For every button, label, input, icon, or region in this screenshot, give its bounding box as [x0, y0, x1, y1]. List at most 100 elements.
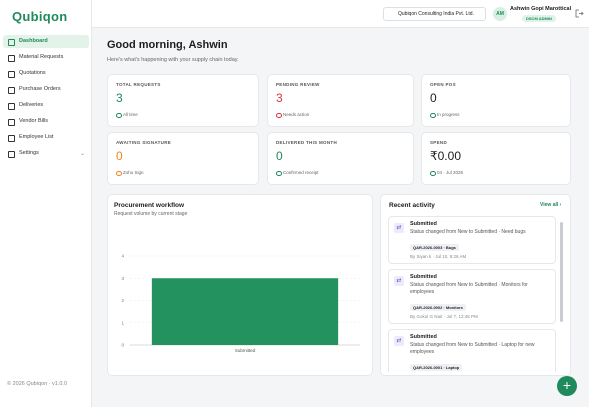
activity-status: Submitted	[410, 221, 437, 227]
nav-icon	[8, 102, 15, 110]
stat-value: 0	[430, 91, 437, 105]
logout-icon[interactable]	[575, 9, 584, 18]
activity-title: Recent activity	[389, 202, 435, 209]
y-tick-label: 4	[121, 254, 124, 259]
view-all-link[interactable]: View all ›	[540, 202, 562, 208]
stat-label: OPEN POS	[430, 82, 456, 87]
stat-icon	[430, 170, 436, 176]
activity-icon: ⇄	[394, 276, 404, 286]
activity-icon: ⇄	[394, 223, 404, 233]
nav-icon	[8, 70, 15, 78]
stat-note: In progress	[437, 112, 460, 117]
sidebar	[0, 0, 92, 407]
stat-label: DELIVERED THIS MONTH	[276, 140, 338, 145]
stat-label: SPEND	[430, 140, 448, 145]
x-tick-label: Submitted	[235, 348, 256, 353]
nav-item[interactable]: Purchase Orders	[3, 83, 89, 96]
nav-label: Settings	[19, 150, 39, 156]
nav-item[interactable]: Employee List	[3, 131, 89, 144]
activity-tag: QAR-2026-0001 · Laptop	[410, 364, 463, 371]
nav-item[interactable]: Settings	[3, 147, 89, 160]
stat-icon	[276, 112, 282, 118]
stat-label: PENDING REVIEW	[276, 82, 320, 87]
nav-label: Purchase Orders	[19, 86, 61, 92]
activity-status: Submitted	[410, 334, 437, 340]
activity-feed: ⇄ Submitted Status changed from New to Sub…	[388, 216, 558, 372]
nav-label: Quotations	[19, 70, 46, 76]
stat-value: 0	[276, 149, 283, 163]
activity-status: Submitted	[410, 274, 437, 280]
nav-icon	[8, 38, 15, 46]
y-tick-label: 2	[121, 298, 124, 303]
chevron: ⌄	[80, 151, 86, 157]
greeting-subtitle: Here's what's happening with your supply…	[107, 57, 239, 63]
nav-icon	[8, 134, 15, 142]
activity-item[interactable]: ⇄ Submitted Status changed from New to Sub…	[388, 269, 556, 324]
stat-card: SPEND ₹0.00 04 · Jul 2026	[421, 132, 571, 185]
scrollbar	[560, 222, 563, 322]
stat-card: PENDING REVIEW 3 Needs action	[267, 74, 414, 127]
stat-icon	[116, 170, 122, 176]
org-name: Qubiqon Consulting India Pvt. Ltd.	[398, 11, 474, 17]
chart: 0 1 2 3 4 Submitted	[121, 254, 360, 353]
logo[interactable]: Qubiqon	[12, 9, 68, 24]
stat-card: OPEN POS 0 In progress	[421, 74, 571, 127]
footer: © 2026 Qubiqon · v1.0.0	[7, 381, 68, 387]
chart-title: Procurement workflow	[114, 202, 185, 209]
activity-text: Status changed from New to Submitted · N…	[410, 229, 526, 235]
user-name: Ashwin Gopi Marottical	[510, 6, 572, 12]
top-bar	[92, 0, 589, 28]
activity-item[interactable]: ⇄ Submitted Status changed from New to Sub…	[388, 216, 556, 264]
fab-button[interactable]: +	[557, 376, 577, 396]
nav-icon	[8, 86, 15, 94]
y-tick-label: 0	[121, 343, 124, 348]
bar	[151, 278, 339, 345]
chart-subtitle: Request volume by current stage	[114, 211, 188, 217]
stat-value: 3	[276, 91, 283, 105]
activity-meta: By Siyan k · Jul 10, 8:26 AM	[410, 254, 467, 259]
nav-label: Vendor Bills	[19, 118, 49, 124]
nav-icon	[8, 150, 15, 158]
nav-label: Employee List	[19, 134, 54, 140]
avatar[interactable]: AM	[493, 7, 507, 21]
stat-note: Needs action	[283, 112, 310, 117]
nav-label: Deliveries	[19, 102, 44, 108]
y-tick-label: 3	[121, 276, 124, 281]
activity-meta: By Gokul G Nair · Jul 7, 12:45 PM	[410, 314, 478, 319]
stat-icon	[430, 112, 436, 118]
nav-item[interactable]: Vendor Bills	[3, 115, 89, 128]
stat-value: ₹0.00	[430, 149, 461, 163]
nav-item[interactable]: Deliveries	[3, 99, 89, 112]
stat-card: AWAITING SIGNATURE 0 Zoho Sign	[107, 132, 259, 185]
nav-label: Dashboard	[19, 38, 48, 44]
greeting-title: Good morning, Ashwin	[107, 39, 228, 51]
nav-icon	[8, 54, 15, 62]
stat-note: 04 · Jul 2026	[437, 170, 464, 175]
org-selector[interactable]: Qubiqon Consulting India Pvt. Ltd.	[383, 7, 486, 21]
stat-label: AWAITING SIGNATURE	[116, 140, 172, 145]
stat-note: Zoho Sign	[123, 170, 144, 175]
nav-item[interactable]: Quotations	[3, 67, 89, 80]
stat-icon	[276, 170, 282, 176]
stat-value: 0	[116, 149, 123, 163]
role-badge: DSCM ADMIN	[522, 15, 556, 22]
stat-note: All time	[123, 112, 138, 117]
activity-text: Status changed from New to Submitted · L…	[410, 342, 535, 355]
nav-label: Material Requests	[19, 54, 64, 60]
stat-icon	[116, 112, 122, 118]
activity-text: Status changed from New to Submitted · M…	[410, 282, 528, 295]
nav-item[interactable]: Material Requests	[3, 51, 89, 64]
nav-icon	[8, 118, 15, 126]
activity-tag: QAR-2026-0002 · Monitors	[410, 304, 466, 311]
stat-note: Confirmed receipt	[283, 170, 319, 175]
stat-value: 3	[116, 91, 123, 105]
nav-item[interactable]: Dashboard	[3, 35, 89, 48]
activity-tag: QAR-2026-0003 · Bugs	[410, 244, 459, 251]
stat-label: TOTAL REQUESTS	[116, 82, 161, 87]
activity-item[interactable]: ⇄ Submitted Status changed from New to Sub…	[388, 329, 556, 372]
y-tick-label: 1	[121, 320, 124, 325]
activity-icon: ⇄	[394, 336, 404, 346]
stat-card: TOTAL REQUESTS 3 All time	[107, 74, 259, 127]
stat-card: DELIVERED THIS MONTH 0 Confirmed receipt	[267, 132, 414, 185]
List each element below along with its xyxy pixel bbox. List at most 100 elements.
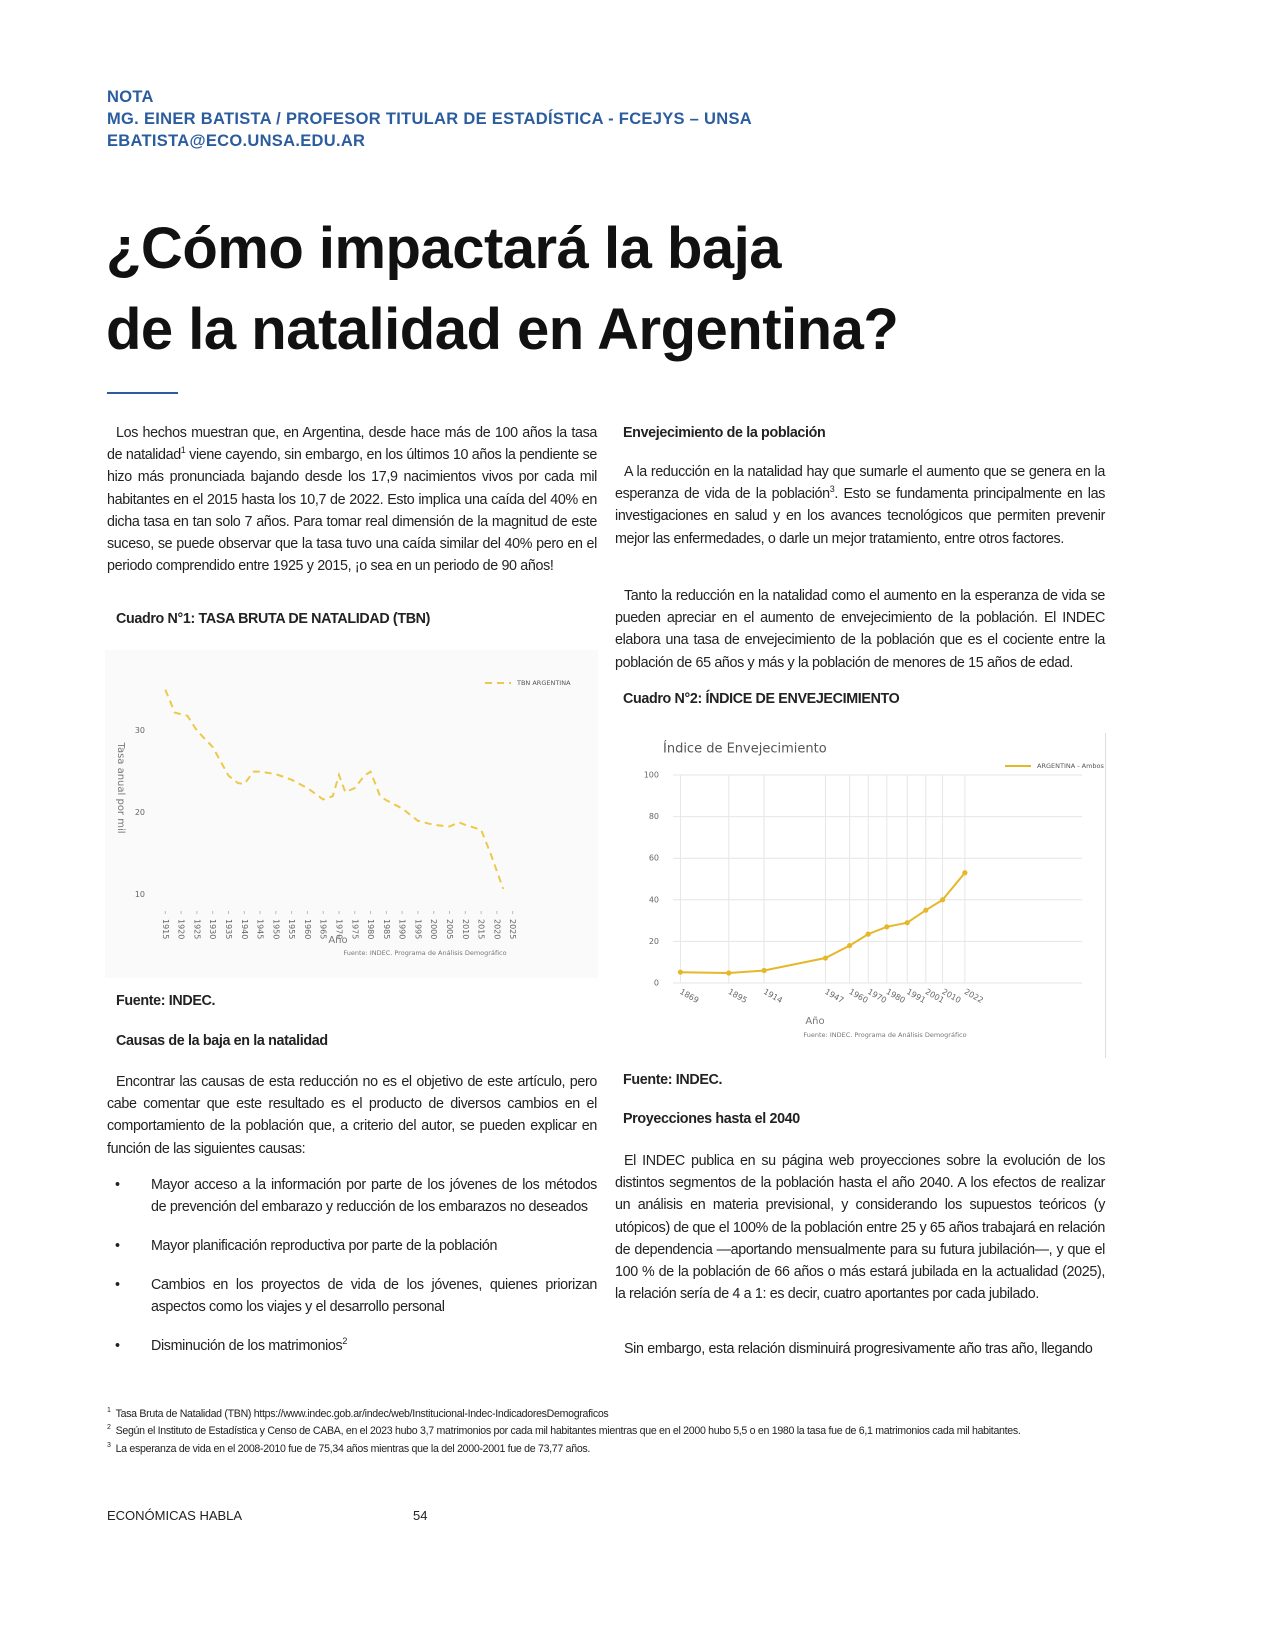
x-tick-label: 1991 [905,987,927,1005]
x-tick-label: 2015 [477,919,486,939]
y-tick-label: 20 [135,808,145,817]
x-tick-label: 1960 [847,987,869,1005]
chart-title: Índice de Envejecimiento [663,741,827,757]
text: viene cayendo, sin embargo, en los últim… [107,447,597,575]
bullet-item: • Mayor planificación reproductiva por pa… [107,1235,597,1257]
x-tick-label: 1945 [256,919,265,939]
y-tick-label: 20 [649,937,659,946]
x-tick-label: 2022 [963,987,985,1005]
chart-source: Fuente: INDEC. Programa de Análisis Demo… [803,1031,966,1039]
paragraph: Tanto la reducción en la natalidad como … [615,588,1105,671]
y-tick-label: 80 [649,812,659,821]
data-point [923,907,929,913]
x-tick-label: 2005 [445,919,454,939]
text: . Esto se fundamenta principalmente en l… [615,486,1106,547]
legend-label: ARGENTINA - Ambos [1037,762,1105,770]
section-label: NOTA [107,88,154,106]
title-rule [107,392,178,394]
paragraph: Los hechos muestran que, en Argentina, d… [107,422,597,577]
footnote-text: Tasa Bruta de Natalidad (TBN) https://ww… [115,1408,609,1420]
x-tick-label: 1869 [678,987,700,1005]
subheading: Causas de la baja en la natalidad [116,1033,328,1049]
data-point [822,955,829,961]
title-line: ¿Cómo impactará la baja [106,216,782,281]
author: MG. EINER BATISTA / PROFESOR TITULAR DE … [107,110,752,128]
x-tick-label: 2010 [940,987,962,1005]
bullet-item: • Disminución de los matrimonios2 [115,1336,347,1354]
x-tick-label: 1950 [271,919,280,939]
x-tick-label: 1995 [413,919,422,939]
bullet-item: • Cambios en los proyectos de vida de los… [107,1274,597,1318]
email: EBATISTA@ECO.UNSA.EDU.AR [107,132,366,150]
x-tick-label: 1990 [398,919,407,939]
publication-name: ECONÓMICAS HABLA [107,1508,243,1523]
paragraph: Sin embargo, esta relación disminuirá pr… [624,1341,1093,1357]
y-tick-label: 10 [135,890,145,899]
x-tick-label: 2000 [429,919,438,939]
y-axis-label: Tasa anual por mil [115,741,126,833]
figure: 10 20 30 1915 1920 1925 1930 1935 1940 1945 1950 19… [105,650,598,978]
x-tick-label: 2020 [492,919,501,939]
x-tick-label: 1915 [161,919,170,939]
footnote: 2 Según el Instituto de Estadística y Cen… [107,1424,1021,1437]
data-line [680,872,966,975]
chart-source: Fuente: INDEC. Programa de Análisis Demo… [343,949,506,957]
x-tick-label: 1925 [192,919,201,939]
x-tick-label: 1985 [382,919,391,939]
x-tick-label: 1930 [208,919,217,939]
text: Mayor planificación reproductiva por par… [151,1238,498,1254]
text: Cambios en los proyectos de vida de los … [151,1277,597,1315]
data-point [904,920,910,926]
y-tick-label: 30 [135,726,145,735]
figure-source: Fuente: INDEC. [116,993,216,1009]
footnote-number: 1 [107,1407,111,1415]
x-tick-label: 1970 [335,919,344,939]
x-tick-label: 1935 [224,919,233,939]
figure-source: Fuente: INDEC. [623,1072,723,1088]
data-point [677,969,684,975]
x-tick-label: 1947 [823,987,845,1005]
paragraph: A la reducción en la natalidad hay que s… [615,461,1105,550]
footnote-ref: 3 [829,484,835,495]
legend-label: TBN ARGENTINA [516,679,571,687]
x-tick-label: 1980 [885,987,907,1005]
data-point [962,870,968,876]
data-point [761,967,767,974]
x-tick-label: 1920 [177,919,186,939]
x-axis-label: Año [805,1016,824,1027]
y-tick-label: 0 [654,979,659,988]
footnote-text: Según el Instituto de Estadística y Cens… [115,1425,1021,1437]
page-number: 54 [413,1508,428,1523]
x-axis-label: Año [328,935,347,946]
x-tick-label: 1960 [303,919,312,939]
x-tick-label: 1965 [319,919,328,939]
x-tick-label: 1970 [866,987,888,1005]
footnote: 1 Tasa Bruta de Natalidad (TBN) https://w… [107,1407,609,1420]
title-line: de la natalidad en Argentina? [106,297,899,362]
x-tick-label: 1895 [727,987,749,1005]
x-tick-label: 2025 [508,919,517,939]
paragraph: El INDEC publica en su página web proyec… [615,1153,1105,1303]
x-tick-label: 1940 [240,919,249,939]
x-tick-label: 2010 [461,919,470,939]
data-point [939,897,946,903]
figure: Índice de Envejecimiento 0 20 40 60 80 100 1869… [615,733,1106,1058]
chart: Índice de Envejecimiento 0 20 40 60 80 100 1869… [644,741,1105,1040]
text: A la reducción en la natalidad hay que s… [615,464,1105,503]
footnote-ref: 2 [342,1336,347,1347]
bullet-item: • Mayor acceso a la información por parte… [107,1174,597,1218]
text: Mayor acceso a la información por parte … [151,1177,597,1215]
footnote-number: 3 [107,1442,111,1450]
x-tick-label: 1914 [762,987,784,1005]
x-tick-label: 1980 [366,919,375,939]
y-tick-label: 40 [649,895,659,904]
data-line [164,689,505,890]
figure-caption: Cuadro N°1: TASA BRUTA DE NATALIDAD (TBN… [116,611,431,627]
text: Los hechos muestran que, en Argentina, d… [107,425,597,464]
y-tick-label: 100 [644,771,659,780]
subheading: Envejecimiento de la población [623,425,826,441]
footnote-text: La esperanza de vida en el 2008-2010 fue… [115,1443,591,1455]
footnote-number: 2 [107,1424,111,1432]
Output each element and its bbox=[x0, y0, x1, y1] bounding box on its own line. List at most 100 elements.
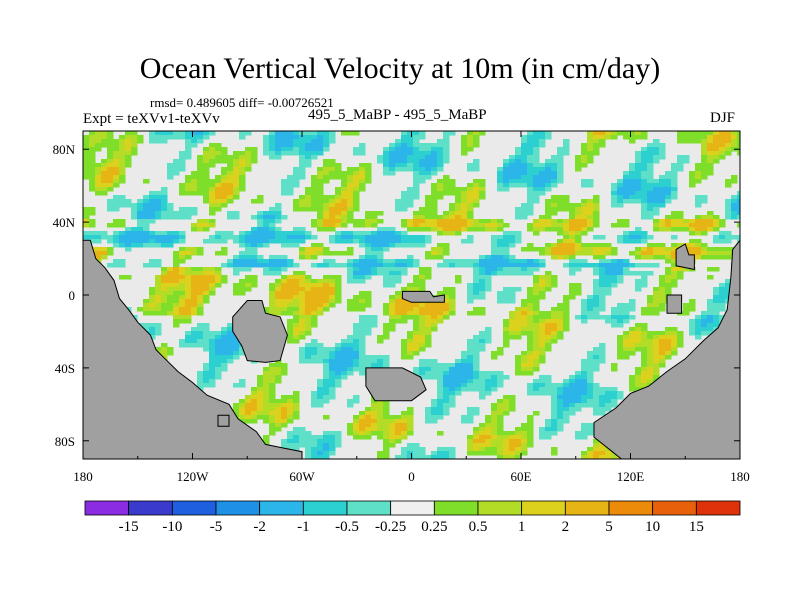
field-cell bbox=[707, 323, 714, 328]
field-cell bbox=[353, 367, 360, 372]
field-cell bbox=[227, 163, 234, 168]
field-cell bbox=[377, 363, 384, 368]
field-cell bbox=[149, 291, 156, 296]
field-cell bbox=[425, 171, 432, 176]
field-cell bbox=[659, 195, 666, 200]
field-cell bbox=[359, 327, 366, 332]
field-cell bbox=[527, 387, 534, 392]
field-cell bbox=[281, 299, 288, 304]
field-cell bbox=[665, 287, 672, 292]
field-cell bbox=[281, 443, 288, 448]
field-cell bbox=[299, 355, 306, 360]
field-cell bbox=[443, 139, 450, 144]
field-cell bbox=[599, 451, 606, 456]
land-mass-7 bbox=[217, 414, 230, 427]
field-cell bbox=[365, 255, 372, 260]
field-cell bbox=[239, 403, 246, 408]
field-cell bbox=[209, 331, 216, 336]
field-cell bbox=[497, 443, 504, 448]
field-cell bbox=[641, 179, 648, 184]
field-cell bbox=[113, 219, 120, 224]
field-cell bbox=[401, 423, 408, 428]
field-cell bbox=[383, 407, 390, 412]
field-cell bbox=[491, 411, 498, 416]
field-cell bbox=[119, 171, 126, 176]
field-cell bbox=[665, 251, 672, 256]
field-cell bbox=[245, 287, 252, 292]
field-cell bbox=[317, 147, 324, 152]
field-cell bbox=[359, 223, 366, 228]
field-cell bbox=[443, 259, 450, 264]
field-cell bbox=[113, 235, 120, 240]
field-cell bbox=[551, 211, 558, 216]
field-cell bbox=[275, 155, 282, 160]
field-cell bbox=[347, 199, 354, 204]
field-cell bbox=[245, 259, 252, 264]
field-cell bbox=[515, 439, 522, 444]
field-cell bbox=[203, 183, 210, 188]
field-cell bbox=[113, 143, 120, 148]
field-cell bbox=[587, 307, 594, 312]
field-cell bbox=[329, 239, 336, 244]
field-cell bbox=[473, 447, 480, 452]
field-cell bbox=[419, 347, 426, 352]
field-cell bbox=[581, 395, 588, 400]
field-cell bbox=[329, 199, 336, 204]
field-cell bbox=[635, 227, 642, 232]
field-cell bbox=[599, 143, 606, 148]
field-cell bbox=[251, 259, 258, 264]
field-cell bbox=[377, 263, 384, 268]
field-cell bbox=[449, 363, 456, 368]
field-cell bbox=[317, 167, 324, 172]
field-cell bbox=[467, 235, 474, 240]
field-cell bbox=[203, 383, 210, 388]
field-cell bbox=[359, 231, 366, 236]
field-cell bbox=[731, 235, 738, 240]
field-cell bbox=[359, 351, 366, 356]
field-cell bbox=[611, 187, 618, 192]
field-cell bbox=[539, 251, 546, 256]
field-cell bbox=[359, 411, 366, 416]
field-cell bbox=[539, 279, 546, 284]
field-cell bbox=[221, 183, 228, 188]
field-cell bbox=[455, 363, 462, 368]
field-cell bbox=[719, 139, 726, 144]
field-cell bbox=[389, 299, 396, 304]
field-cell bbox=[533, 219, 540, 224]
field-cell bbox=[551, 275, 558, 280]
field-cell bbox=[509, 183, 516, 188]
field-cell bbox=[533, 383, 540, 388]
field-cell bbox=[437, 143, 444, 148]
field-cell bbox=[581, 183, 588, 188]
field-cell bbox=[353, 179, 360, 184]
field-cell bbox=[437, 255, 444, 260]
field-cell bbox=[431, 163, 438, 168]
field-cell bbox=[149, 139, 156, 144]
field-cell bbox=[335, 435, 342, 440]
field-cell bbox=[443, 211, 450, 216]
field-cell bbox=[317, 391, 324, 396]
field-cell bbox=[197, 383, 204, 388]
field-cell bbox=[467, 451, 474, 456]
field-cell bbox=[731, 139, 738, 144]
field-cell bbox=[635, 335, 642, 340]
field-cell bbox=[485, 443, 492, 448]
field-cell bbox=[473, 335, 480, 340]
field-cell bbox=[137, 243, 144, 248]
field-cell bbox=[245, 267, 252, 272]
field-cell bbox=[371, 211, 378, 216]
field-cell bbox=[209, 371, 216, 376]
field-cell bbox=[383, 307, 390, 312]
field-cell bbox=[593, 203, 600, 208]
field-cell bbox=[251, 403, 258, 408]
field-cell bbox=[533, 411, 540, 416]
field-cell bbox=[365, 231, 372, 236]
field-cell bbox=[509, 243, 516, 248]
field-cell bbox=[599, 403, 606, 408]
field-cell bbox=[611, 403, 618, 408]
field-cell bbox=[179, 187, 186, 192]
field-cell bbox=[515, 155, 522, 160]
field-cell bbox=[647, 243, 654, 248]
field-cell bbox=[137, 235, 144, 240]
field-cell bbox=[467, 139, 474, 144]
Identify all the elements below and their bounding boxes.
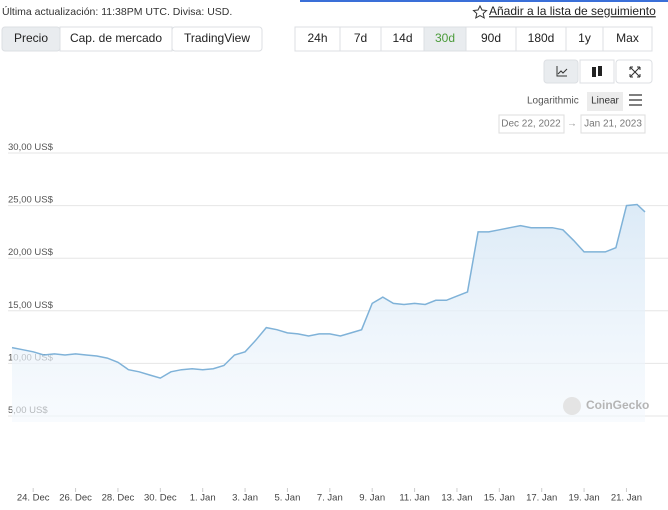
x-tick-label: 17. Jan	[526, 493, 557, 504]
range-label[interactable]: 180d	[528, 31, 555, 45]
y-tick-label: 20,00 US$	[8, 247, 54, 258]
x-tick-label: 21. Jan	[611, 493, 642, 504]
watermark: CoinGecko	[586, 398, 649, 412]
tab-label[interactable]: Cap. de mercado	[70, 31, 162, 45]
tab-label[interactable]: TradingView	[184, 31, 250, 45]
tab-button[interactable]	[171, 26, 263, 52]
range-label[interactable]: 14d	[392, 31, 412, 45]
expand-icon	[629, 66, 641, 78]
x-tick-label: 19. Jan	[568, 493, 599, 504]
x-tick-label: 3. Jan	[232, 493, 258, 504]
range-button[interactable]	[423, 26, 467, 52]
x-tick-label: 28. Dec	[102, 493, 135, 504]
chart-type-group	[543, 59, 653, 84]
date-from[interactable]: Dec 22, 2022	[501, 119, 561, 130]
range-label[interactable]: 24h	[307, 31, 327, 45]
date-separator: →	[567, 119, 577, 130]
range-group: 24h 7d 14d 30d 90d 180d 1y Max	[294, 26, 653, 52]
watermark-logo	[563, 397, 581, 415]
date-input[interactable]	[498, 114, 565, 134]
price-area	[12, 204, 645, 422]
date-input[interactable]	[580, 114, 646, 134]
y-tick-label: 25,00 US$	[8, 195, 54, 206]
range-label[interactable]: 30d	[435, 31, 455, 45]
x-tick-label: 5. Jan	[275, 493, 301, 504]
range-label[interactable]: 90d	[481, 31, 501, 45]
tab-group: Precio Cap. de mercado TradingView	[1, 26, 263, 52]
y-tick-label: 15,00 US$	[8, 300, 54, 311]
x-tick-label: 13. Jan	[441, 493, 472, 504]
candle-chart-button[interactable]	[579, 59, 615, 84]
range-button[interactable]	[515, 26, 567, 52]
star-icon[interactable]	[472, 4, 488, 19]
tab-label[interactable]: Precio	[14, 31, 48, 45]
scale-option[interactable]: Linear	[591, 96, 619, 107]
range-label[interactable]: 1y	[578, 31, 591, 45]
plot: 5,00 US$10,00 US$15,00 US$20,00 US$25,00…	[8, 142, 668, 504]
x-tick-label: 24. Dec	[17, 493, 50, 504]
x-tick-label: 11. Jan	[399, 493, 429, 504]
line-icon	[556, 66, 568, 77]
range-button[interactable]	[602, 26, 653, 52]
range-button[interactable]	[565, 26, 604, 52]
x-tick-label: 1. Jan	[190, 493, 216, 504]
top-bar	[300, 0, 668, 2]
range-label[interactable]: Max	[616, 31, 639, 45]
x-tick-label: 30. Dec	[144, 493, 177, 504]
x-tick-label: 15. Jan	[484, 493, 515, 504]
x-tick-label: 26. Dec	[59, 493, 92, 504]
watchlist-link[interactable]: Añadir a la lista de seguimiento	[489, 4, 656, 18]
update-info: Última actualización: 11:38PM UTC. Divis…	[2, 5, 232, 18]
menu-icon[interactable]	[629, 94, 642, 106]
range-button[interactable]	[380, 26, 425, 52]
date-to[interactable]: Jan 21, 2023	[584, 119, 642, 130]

----

__Do this__: Please put the lines of the records into a JSON list of strings, one string per line with blank lines left out, starting at the line containing "221, 437, 227]" and ending at the line containing "254, 124, 259]".

__Task response__:
[
  "activity-status: Submitted\t[410, 221, 437, 227]",
  "nav-icon\t[8, 102, 15, 110]",
  "stat-value: 0\t[430, 91, 437, 105]",
  "logout-icon[interactable]\t[575, 9, 584, 18]",
  "activity-title: Recent activity\t[389, 202, 435, 209]",
  "y-tick-label: 4\t[121, 254, 124, 259]"
]